*The problem*:
Pick up the letter to the editor below about the 2009 GuySuCo and GAWU wage arbitration, and continue it from its last sentence.

*Extract provided*:

*** Begin section ***

Dear Editor,
GuySuCo and GAWU wages talks broke down at conciliation on October 29, 2009. On the said day GuySuCo wrote GAWU seeking its consent to refer the dispute to arbitration as provided for by the Collective Labour Agreement (CLA). GAWU responded seeking a meeting to discuss arbitration.
On the said October 29, 2009 the Chief Labour Officer (CLO) wrote the parties advising them that the Minister of Labour, conscious of the threat of industrial action, was satisfied that the continuance of the difference was likely to be gravely injurious to the national interest.
GAWU responded to the CLO on October 30 advising that the parties would be utilizing the provisions of the CLA to arbitrate the issue. Nonetheless the Minister imposed arbitration.
Was the Minister’s imposition of compulsory arbitration in the national interest proper? The courts have said that in exercising powers conferred by statute officials must act judicially, ie fairly. A power to act “as he thinks fit” or “if the Minister is satisfied” does not allow a public official to disregard the elementary doctrine of fair procedure. The Minister must act reasonably and in good faith, and upon proper grounds.
GuySuCo requested arbitration, GAWU responded signalling its intention to agree; the parties were in the process of pursuing the grievance through the grievance procedure set out in the CLA.
Secondly, the workers were not on strike; the letter from the CLO spoke about a threat of industrial action. It should be noted that when arbitration was imposed in 2002 and 2008, the workers were on strike. The imposition has not been challenged in the courts so one is left to come to his own conclusion whether the Minister acted fairly in not allowing the parties to use their own formula for a resolution, and whether a threat to action was proper grounds.
Now to the tribunal.
The tribunal’s terms of reference were to investigate the difference between GuySuCo and GAWU as it related to wages and salaries for 2009 and to make an award. The tribunal violated the terms of reference by making a recommendation instead of an award of 3%.
Section 4 (1) (C) (2) of the Labour Act under which section the tribunal was appointed, speaks to “award” and not “recommendation.” Section 4 (4) (C) says the award shall be binding on the parties.
In addition to the terms of reference the tribunal also did not comply with the act. Since a recommendation was made and is not an award it is not binding. A recommendation can be rejected or accepted, but it cannot be binding. Had the Minister referred the dispute under section 6 of the act then a recommendation would have been in order, but not under section 4.

*** End section ***

(Stored items)

*** Begin section ***

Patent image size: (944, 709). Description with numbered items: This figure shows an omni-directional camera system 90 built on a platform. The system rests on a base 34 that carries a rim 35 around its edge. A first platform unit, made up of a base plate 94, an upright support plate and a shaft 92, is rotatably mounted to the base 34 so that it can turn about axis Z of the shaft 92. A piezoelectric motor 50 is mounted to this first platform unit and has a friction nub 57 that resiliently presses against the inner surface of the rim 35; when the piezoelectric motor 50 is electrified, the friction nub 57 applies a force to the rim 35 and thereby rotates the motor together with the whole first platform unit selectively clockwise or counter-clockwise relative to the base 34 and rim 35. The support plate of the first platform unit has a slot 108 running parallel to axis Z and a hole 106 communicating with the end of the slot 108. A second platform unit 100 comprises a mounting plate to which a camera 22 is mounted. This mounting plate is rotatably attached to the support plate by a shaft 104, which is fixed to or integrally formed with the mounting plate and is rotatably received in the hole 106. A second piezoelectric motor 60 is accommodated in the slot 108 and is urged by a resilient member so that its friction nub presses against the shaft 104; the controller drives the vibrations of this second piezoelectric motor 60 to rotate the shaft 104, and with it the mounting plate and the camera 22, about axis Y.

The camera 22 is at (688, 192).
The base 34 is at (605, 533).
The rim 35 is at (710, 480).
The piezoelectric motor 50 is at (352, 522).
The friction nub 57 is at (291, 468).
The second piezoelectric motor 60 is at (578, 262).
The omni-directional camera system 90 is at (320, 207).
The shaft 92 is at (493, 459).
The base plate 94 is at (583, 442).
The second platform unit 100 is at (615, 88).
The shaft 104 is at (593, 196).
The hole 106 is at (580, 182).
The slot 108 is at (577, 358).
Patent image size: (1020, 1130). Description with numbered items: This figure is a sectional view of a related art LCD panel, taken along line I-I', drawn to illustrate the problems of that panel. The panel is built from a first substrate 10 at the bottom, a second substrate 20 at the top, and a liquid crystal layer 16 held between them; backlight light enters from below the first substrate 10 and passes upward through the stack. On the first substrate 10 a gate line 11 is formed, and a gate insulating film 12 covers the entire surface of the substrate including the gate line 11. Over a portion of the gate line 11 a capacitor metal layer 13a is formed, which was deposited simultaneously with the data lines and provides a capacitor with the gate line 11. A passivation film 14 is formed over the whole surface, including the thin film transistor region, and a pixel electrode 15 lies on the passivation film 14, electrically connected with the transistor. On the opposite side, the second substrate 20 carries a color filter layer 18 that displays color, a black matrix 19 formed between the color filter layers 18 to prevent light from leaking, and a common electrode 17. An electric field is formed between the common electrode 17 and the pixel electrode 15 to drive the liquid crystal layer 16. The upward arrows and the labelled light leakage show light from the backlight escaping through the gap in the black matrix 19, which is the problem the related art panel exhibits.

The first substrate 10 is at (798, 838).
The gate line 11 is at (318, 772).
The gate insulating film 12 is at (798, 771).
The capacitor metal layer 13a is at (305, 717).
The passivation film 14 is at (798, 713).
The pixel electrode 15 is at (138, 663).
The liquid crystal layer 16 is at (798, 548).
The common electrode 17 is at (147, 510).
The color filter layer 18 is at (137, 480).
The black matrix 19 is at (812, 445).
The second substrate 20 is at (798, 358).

*** End section ***

*Response area*:
Again the courts have not been approached for an interpretation.
Permit me to comment on an article on page 12 of the Kaieteur News of December 17, 2009, where the Minister of Agriculture is reported to have said that he has ordered a review of remuneration. The Minister should know that a person’s contract of employment cannot be altered without his consent. You can terminate, pay all terminal benefits, and then re-employ on new terms, if the person is willing to be engaged under the new terms.
The Minister is reported to have said also, that the CEO would not be benefiting from the recent announcement of the three per cent increase, despite the fact that it is across the board. The Minister is in error. The terms of reference of the tribunal read:
“To enquire into the difference between the Guyana Sugar Corporation and the GAWU as it related [sic] to wages and salaries to be paid to those categories of employees of the Corporation that are represented bv the Union for the year 2009 and to make an award as the tribunal deems fit.”
The recommendation could, therefore, only be relevant to those categories of workers as are represented by GAWU and no one else. The corporation could use it as a guide.
Even the NAACIE categories are not caught up in the recommendation; if they are given the same increase it could be an imposition. The tribunal’s recommendation of an across-the-board increase of 3.0 per cent for 2009 is a bit bald only to relate to GAWU categories. If they meant across the industry then it could be a violation. In 2002 both GAWU and NAACIE were mentioned in the terms of reference.